PROBLEM STATEMENT:
Carry none of the pictures over; set down the material below exactly.

────

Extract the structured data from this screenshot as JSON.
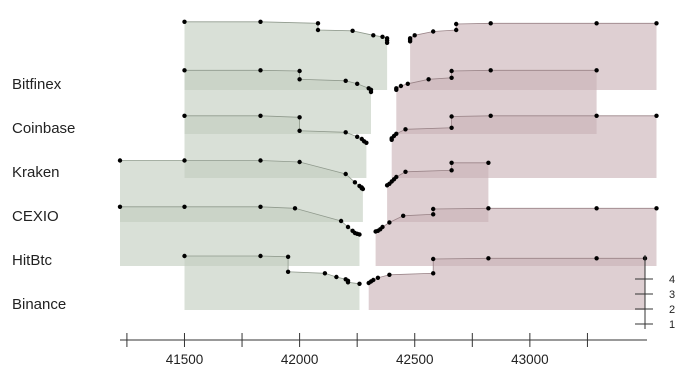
{
  "chart_data": {
    "type": "area",
    "title": "",
    "xlabel": "",
    "ylabel": "",
    "exchanges": [
      "Bitfinex",
      "Coinbase",
      "Kraken",
      "CEXIO",
      "HitBtc",
      "Binance"
    ],
    "x_ticks": [
      41500,
      42000,
      42500,
      43000
    ],
    "x_minor_ticks": [
      41250,
      41750,
      42250,
      42750,
      43250
    ],
    "xlim": [
      41200,
      43550
    ],
    "y_ticks": [
      1,
      2,
      3,
      4
    ],
    "ylim": [
      0,
      4.6
    ],
    "colors": {
      "bid": "#c2cdbf",
      "ask": "#c9b2b6",
      "bid_edge": "#909a8d",
      "ask_edge": "#9a8488",
      "point": "#000000",
      "axis": "#333333"
    },
    "bid_series": [
      {
        "exchange": "Bitfinex",
        "points": [
          [
            41500,
            4.55
          ],
          [
            41830,
            4.55
          ],
          [
            42080,
            4.45
          ],
          [
            42080,
            4.0
          ],
          [
            42230,
            3.95
          ],
          [
            42320,
            3.65
          ],
          [
            42360,
            3.55
          ],
          [
            42380,
            3.45
          ],
          [
            42380,
            3.3
          ],
          [
            42380,
            3.15
          ]
        ]
      },
      {
        "exchange": "Coinbase",
        "points": [
          [
            41500,
            4.25
          ],
          [
            41830,
            4.25
          ],
          [
            42000,
            4.2
          ],
          [
            42000,
            3.65
          ],
          [
            42200,
            3.55
          ],
          [
            42250,
            3.35
          ],
          [
            42300,
            3.05
          ],
          [
            42310,
            2.95
          ],
          [
            42310,
            2.8
          ]
        ]
      },
      {
        "exchange": "Kraken",
        "points": [
          [
            41500,
            4.15
          ],
          [
            41830,
            4.15
          ],
          [
            42000,
            4.05
          ],
          [
            42000,
            3.15
          ],
          [
            42200,
            3.05
          ],
          [
            42250,
            2.75
          ],
          [
            42270,
            2.6
          ],
          [
            42280,
            2.45
          ],
          [
            42290,
            2.35
          ]
        ]
      },
      {
        "exchange": "CEXIO",
        "points": [
          [
            41220,
            4.1
          ],
          [
            41500,
            4.1
          ],
          [
            41830,
            4.1
          ],
          [
            42000,
            4.0
          ],
          [
            42200,
            3.2
          ],
          [
            42240,
            2.65
          ],
          [
            42260,
            2.4
          ],
          [
            42270,
            2.3
          ],
          [
            42270,
            2.25
          ],
          [
            42275,
            2.2
          ]
        ]
      },
      {
        "exchange": "HitBtc",
        "points": [
          [
            41220,
            3.95
          ],
          [
            41500,
            3.95
          ],
          [
            41830,
            3.95
          ],
          [
            41980,
            3.85
          ],
          [
            42180,
            3.0
          ],
          [
            42210,
            2.6
          ],
          [
            42230,
            2.35
          ],
          [
            42240,
            2.2
          ],
          [
            42250,
            2.15
          ],
          [
            42260,
            2.1
          ]
        ]
      },
      {
        "exchange": "Binance",
        "points": [
          [
            41500,
            3.6
          ],
          [
            41830,
            3.6
          ],
          [
            41950,
            3.55
          ],
          [
            41950,
            2.55
          ],
          [
            42110,
            2.45
          ],
          [
            42160,
            2.2
          ],
          [
            42200,
            2.05
          ],
          [
            42210,
            1.95
          ],
          [
            42210,
            1.85
          ],
          [
            42260,
            1.75
          ]
        ]
      }
    ],
    "ask_series": [
      {
        "exchange": "Bitfinex",
        "points": [
          [
            43550,
            4.45
          ],
          [
            43290,
            4.45
          ],
          [
            42830,
            4.45
          ],
          [
            42680,
            4.4
          ],
          [
            42680,
            4.0
          ],
          [
            42580,
            3.9
          ],
          [
            42500,
            3.65
          ],
          [
            42480,
            3.45
          ],
          [
            42480,
            3.35
          ],
          [
            42480,
            3.25
          ]
        ]
      },
      {
        "exchange": "Coinbase",
        "points": [
          [
            43290,
            4.25
          ],
          [
            42830,
            4.25
          ],
          [
            42660,
            4.2
          ],
          [
            42660,
            3.75
          ],
          [
            42560,
            3.65
          ],
          [
            42470,
            3.35
          ],
          [
            42440,
            3.2
          ],
          [
            42420,
            3.05
          ],
          [
            42420,
            2.95
          ]
        ]
      },
      {
        "exchange": "Kraken",
        "points": [
          [
            43550,
            4.15
          ],
          [
            43290,
            4.15
          ],
          [
            42830,
            4.15
          ],
          [
            42660,
            4.1
          ],
          [
            42660,
            3.35
          ],
          [
            42460,
            3.25
          ],
          [
            42420,
            2.95
          ],
          [
            42410,
            2.8
          ],
          [
            42400,
            2.65
          ],
          [
            42400,
            2.55
          ]
        ]
      },
      {
        "exchange": "CEXIO",
        "points": [
          [
            42820,
            3.95
          ],
          [
            42660,
            3.95
          ],
          [
            42660,
            3.45
          ],
          [
            42460,
            3.35
          ],
          [
            42420,
            3.0
          ],
          [
            42410,
            2.85
          ],
          [
            42400,
            2.7
          ],
          [
            42390,
            2.55
          ],
          [
            42380,
            2.45
          ]
        ]
      },
      {
        "exchange": "HitBtc",
        "points": [
          [
            43550,
            3.85
          ],
          [
            43290,
            3.85
          ],
          [
            42820,
            3.85
          ],
          [
            42580,
            3.8
          ],
          [
            42580,
            3.45
          ],
          [
            42450,
            3.35
          ],
          [
            42390,
            2.9
          ],
          [
            42360,
            2.6
          ],
          [
            42350,
            2.45
          ],
          [
            42340,
            2.35
          ],
          [
            42330,
            2.3
          ]
        ]
      },
      {
        "exchange": "Binance",
        "points": [
          [
            43500,
            3.45
          ],
          [
            43290,
            3.45
          ],
          [
            42820,
            3.45
          ],
          [
            42580,
            3.4
          ],
          [
            42580,
            2.45
          ],
          [
            42390,
            2.35
          ],
          [
            42340,
            2.15
          ],
          [
            42320,
            2.0
          ],
          [
            42310,
            1.9
          ],
          [
            42300,
            1.8
          ]
        ]
      }
    ]
  }
}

────

TASK ANSWER:
Extract the structured data from this screenshot as JSON.
{
  "chart_data": {
    "type": "area",
    "title": "",
    "xlabel": "",
    "ylabel": "",
    "exchanges": [
      "Bitfinex",
      "Coinbase",
      "Kraken",
      "CEXIO",
      "HitBtc",
      "Binance"
    ],
    "x_ticks": [
      41500,
      42000,
      42500,
      43000
    ],
    "x_minor_ticks": [
      41250,
      41750,
      42250,
      42750,
      43250
    ],
    "xlim": [
      41200,
      43550
    ],
    "y_ticks": [
      1,
      2,
      3,
      4
    ],
    "ylim": [
      0,
      4.6
    ],
    "colors": {
      "bid": "#c2cdbf",
      "ask": "#c9b2b6",
      "bid_edge": "#909a8d",
      "ask_edge": "#9a8488",
      "point": "#000000",
      "axis": "#333333"
    },
    "bid_series": [
      {
        "exchange": "Bitfinex",
        "points": [
          [
            41500,
            4.55
          ],
          [
            41830,
            4.55
          ],
          [
            42080,
            4.45
          ],
          [
            42080,
            4.0
          ],
          [
            42230,
            3.95
          ],
          [
            42320,
            3.65
          ],
          [
            42360,
            3.55
          ],
          [
            42380,
            3.45
          ],
          [
            42380,
            3.3
          ],
          [
            42380,
            3.15
          ]
        ]
      },
      {
        "exchange": "Coinbase",
        "points": [
          [
            41500,
            4.25
          ],
          [
            41830,
            4.25
          ],
          [
            42000,
            4.2
          ],
          [
            42000,
            3.65
          ],
          [
            42200,
            3.55
          ],
          [
            42250,
            3.35
          ],
          [
            42300,
            3.05
          ],
          [
            42310,
            2.95
          ],
          [
            42310,
            2.8
          ]
        ]
      },
      {
        "exchange": "Kraken",
        "points": [
          [
            41500,
            4.15
          ],
          [
            41830,
            4.15
          ],
          [
            42000,
            4.05
          ],
          [
            42000,
            3.15
          ],
          [
            42200,
            3.05
          ],
          [
            42250,
            2.75
          ],
          [
            42270,
            2.6
          ],
          [
            42280,
            2.45
          ],
          [
            42290,
            2.35
          ]
        ]
      },
      {
        "exchange": "CEXIO",
        "points": [
          [
            41220,
            4.1
          ],
          [
            41500,
            4.1
          ],
          [
            41830,
            4.1
          ],
          [
            42000,
            4.0
          ],
          [
            42200,
            3.2
          ],
          [
            42240,
            2.65
          ],
          [
            42260,
            2.4
          ],
          [
            42270,
            2.3
          ],
          [
            42270,
            2.25
          ],
          [
            42275,
            2.2
          ]
        ]
      },
      {
        "exchange": "HitBtc",
        "points": [
          [
            41220,
            3.95
          ],
          [
            41500,
            3.95
          ],
          [
            41830,
            3.95
          ],
          [
            41980,
            3.85
          ],
          [
            42180,
            3.0
          ],
          [
            42210,
            2.6
          ],
          [
            42230,
            2.35
          ],
          [
            42240,
            2.2
          ],
          [
            42250,
            2.15
          ],
          [
            42260,
            2.1
          ]
        ]
      },
      {
        "exchange": "Binance",
        "points": [
          [
            41500,
            3.6
          ],
          [
            41830,
            3.6
          ],
          [
            41950,
            3.55
          ],
          [
            41950,
            2.55
          ],
          [
            42110,
            2.45
          ],
          [
            42160,
            2.2
          ],
          [
            42200,
            2.05
          ],
          [
            42210,
            1.95
          ],
          [
            42210,
            1.85
          ],
          [
            42260,
            1.75
          ]
        ]
      }
    ],
    "ask_series": [
      {
        "exchange": "Bitfinex",
        "points": [
          [
            43550,
            4.45
          ],
          [
            43290,
            4.45
          ],
          [
            42830,
            4.45
          ],
          [
            42680,
            4.4
          ],
          [
            42680,
            4.0
          ],
          [
            42580,
            3.9
          ],
          [
            42500,
            3.65
          ],
          [
            42480,
            3.45
          ],
          [
            42480,
            3.35
          ],
          [
            42480,
            3.25
          ]
        ]
      },
      {
        "exchange": "Coinbase",
        "points": [
          [
            43290,
            4.25
          ],
          [
            42830,
            4.25
          ],
          [
            42660,
            4.2
          ],
          [
            42660,
            3.75
          ],
          [
            42560,
            3.65
          ],
          [
            42470,
            3.35
          ],
          [
            42440,
            3.2
          ],
          [
            42420,
            3.05
          ],
          [
            42420,
            2.95
          ]
        ]
      },
      {
        "exchange": "Kraken",
        "points": [
          [
            43550,
            4.15
          ],
          [
            43290,
            4.15
          ],
          [
            42830,
            4.15
          ],
          [
            42660,
            4.1
          ],
          [
            42660,
            3.35
          ],
          [
            42460,
            3.25
          ],
          [
            42420,
            2.95
          ],
          [
            42410,
            2.8
          ],
          [
            42400,
            2.65
          ],
          [
            42400,
            2.55
          ]
        ]
      },
      {
        "exchange": "CEXIO",
        "points": [
          [
            42820,
            3.95
          ],
          [
            42660,
            3.95
          ],
          [
            42660,
            3.45
          ],
          [
            42460,
            3.35
          ],
          [
            42420,
            3.0
          ],
          [
            42410,
            2.85
          ],
          [
            42400,
            2.7
          ],
          [
            42390,
            2.55
          ],
          [
            42380,
            2.45
          ]
        ]
      },
      {
        "exchange": "HitBtc",
        "points": [
          [
            43550,
            3.85
          ],
          [
            43290,
            3.85
          ],
          [
            42820,
            3.85
          ],
          [
            42580,
            3.8
          ],
          [
            42580,
            3.45
          ],
          [
            42450,
            3.35
          ],
          [
            42390,
            2.9
          ],
          [
            42360,
            2.6
          ],
          [
            42350,
            2.45
          ],
          [
            42340,
            2.35
          ],
          [
            42330,
            2.3
          ]
        ]
      },
      {
        "exchange": "Binance",
        "points": [
          [
            43500,
            3.45
          ],
          [
            43290,
            3.45
          ],
          [
            42820,
            3.45
          ],
          [
            42580,
            3.4
          ],
          [
            42580,
            2.45
          ],
          [
            42390,
            2.35
          ],
          [
            42340,
            2.15
          ],
          [
            42320,
            2.0
          ],
          [
            42310,
            1.9
          ],
          [
            42300,
            1.8
          ]
        ]
      }
    ]
  }
}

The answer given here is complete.